The concept of development incorporates several debatable assumptions. First, it has a tendency towards Eurocentricism. The paradigm of development incorporated in much development theorizing is the experience of western Europe during the Industrial Revolution. Non-European societies that undergo “development” (Japan, Taiwan, Argentina) are frequently categorized in terms of a baseline comparison to the western European experience. Historical research in the past twenty years casts doubt on this single-track theory. Asian economic development in the seventeenth century and the twentieth century gives substantial evidence of the availability of alternative pathways of development, and there is considerable institutional variation within regions of western Europe itself (Wong 1997), (Sabel and Zeitlin 1997).
Second, the concept of development is burdened with an implicit teleology. The word implies a progressive transformation from “less developed” to “more developed”; it implies the creation of more complex, sophisticated, and humanly adequate systems out of simpler and less adequate systems. (Rostow’s concept of “stages of growth” capture this assumption precisely; (Rostow 1960)). Historians have long since abandoned the idea that history has directionality, and have demonstrated the many false starts, wrong turns, reversals, and stalls that all societies have experienced. History is not a road to somewhere.

-=-=-

■ Set exercise 1:
Reproduce word for word the lines of the records from the one containing "Point xyxy=(243,665,266,679)" through the one containing "Point xyxy=(83,699,105,714)".
The records below are unrelated to the passage on the concept of development.

■ Input for this task:
-=-=-

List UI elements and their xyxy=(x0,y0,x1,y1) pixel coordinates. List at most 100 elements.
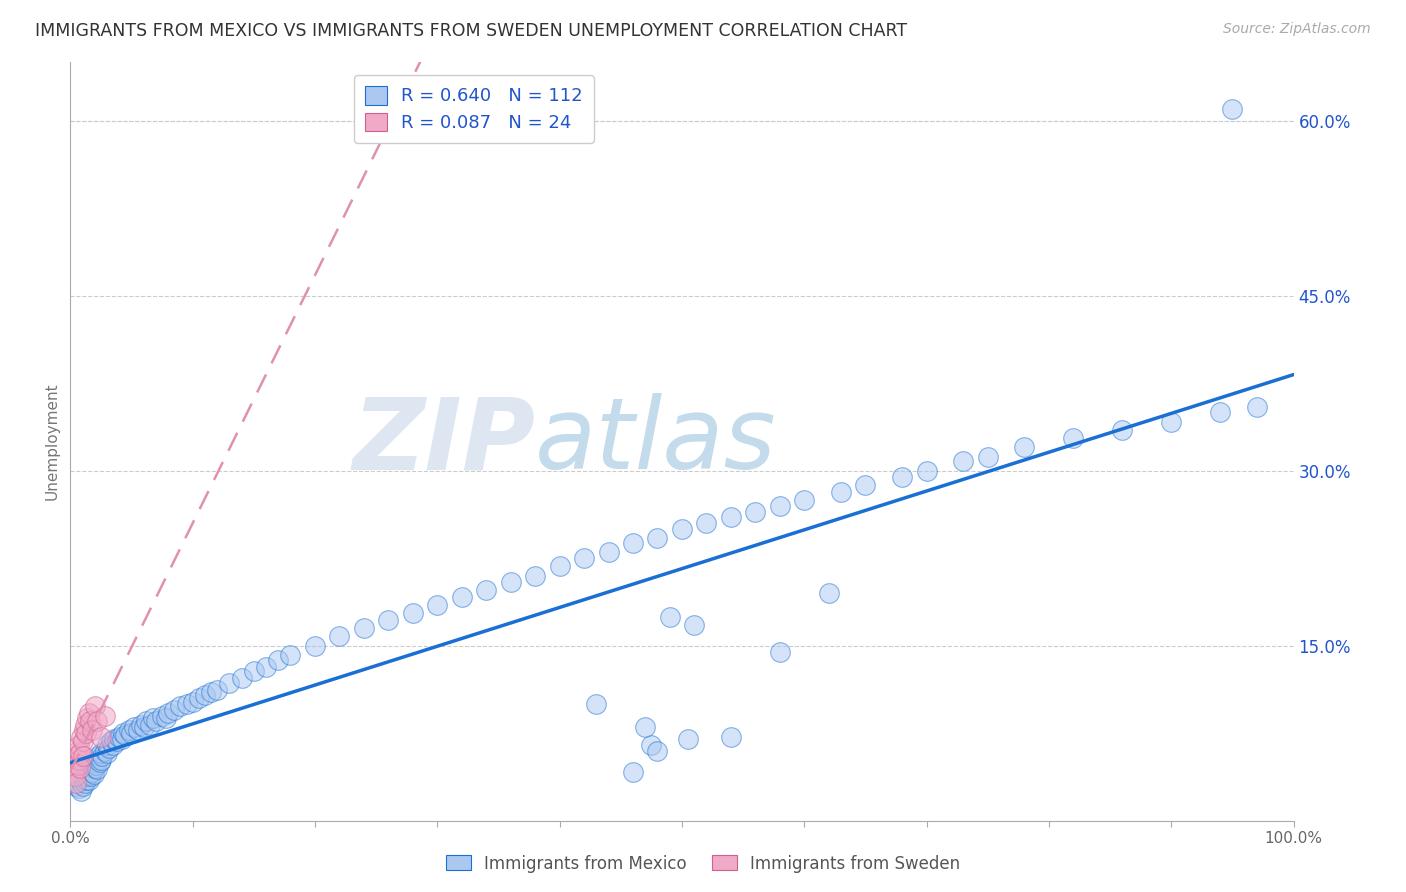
Point xyxy=(243,665,266,679)
Point xyxy=(75,772,97,787)
Point xyxy=(647,532,669,546)
Point xyxy=(200,685,222,699)
Point xyxy=(118,723,141,737)
Point xyxy=(671,522,693,536)
Legend: Immigrants from Mexico, Immigrants from Sweden: Immigrants from Mexico, Immigrants from … xyxy=(439,848,967,880)
Text: IMMIGRANTS FROM MEXICO VS IMMIGRANTS FROM SWEDEN UNEMPLOYMENT CORRELATION CHART: IMMIGRANTS FROM MEXICO VS IMMIGRANTS FRO… xyxy=(35,22,907,40)
Point xyxy=(90,730,112,744)
Point xyxy=(86,753,108,767)
Point xyxy=(73,776,96,790)
Point xyxy=(65,779,87,793)
Text: Source: ZipAtlas.com: Source: ZipAtlas.com xyxy=(1223,22,1371,37)
Point xyxy=(93,744,115,758)
Point xyxy=(79,761,101,775)
Point xyxy=(87,749,110,764)
Point xyxy=(793,492,815,507)
Point xyxy=(121,726,143,740)
Point xyxy=(73,769,96,783)
Point xyxy=(83,767,105,781)
Point xyxy=(915,464,938,478)
Point xyxy=(83,699,105,714)
Point xyxy=(176,697,198,711)
Point xyxy=(499,574,522,589)
Point xyxy=(65,749,87,764)
Point xyxy=(93,708,115,723)
Point xyxy=(114,729,136,743)
Point xyxy=(1160,415,1182,429)
Point xyxy=(155,711,177,725)
Point xyxy=(572,551,595,566)
Point xyxy=(640,738,662,752)
Point xyxy=(83,756,105,770)
Point xyxy=(658,609,681,624)
Point xyxy=(75,726,97,740)
Point xyxy=(720,510,742,524)
Point xyxy=(634,720,657,734)
Point xyxy=(1246,400,1268,414)
Point xyxy=(676,731,699,746)
Point xyxy=(169,699,191,714)
Point xyxy=(84,757,107,772)
Point xyxy=(218,676,240,690)
Point xyxy=(139,718,162,732)
Point xyxy=(280,648,302,662)
Point xyxy=(72,749,94,764)
Point xyxy=(82,757,104,772)
Point xyxy=(98,741,121,756)
Point xyxy=(598,545,620,559)
Point xyxy=(145,714,167,729)
Point xyxy=(79,714,101,729)
Point xyxy=(132,720,155,734)
Point xyxy=(891,469,914,483)
Point xyxy=(66,744,89,758)
Point xyxy=(621,536,644,550)
Point xyxy=(129,718,152,732)
Point xyxy=(73,718,96,732)
Point xyxy=(647,744,669,758)
Point xyxy=(69,761,91,775)
Point xyxy=(63,769,86,783)
Legend: R = 0.640   N = 112, R = 0.087   N = 24: R = 0.640 N = 112, R = 0.087 N = 24 xyxy=(354,75,593,143)
Point xyxy=(69,746,91,760)
Point xyxy=(63,764,86,779)
Point xyxy=(122,720,145,734)
Point xyxy=(70,730,93,744)
Point xyxy=(254,659,277,673)
Point xyxy=(86,762,108,776)
Point xyxy=(90,746,112,760)
Point xyxy=(72,767,94,781)
Point xyxy=(82,723,104,737)
Point xyxy=(76,711,98,725)
Point xyxy=(96,738,118,752)
Point xyxy=(69,772,91,787)
Point xyxy=(77,772,100,787)
Point xyxy=(194,688,217,702)
Point xyxy=(73,723,96,737)
Point xyxy=(80,769,103,783)
Point xyxy=(72,779,94,793)
Point xyxy=(621,764,644,779)
Point xyxy=(86,714,108,729)
Point xyxy=(952,454,974,468)
Point xyxy=(744,504,766,518)
Point xyxy=(157,706,180,721)
Point xyxy=(66,757,89,772)
Point xyxy=(101,738,124,752)
Point xyxy=(1111,423,1133,437)
Point xyxy=(817,586,839,600)
Point xyxy=(720,730,742,744)
Text: atlas: atlas xyxy=(536,393,776,490)
Point xyxy=(163,703,186,717)
Point xyxy=(402,606,425,620)
Point xyxy=(150,708,173,723)
Point xyxy=(830,484,852,499)
Point xyxy=(377,613,399,627)
Point xyxy=(353,621,375,635)
Point xyxy=(96,746,118,760)
Text: ZIP: ZIP xyxy=(352,393,536,490)
Point xyxy=(1220,102,1243,116)
Point xyxy=(111,726,134,740)
Point xyxy=(82,764,104,779)
Point xyxy=(548,559,571,574)
Point xyxy=(105,734,128,748)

-=-=-

■ Set exercise 2:
In the passage on the concept of development, what experience is the paradigm of development in much development theorizing?

■ Correct output 1:
Point xyxy=(243,665,266,679)
Point xyxy=(75,772,97,787)
Point xyxy=(647,532,669,546)
Point xyxy=(200,685,222,699)
Point xyxy=(118,723,141,737)
Point xyxy=(671,522,693,536)
Legend: Immigrants from Mexico, Immigrants from Sweden: Immigrants from Mexico, Immigrants from … xyxy=(439,848,967,880)
Text: IMMIGRANTS FROM MEXICO VS IMMIGRANTS FROM SWEDEN UNEMPLOYMENT CORRELATION CHART: IMMIGRANTS FROM MEXICO VS IMMIGRANTS FRO… xyxy=(35,22,907,40)
Point xyxy=(90,730,112,744)
Point xyxy=(86,753,108,767)
Point xyxy=(73,776,96,790)
Point xyxy=(65,779,87,793)
Text: Source: ZipAtlas.com: Source: ZipAtlas.com xyxy=(1223,22,1371,37)
Point xyxy=(93,744,115,758)
Point xyxy=(79,761,101,775)
Point xyxy=(87,749,110,764)
Point xyxy=(793,492,815,507)
Point xyxy=(121,726,143,740)
Point xyxy=(73,769,96,783)
Point xyxy=(83,767,105,781)
Point xyxy=(915,464,938,478)
Point xyxy=(83,699,105,714)

■ Correct output 2:
The experience of western Europe during the Industrial Revolution.